[Start INPUT DATA]

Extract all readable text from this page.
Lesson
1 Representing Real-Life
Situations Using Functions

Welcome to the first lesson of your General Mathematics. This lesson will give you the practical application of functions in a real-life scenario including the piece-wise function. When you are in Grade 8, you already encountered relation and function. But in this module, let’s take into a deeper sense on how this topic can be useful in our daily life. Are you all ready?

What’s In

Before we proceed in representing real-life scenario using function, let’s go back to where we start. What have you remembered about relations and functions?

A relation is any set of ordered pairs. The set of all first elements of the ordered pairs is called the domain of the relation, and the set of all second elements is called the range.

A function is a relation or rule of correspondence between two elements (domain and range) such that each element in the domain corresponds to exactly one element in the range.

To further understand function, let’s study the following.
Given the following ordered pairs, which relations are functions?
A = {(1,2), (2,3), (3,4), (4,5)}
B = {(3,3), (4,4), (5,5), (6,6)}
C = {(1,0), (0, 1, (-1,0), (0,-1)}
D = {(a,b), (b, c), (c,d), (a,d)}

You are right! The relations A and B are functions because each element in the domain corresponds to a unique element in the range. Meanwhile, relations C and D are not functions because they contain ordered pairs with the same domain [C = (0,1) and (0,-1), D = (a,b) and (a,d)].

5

[End INPUT DATA]
[Start INPUT DATA]

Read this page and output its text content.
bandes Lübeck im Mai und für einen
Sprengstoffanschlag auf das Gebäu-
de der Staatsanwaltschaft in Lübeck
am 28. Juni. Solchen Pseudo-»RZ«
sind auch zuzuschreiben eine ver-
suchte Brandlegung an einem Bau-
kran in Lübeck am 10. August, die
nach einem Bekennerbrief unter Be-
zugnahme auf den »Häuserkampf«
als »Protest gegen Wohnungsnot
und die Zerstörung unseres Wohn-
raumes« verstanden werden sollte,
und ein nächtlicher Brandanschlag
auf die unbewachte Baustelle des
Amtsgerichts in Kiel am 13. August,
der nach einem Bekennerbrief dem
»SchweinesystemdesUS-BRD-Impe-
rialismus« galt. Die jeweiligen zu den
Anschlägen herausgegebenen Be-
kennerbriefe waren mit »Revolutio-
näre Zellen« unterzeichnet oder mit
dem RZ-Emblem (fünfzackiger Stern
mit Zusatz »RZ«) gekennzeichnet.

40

[End INPUT DATA]

Reproduce each line holding the word "nach".

REPLY >>
nach einem Bekennerbrief unter Be-
der nach einem Bekennerbrief dem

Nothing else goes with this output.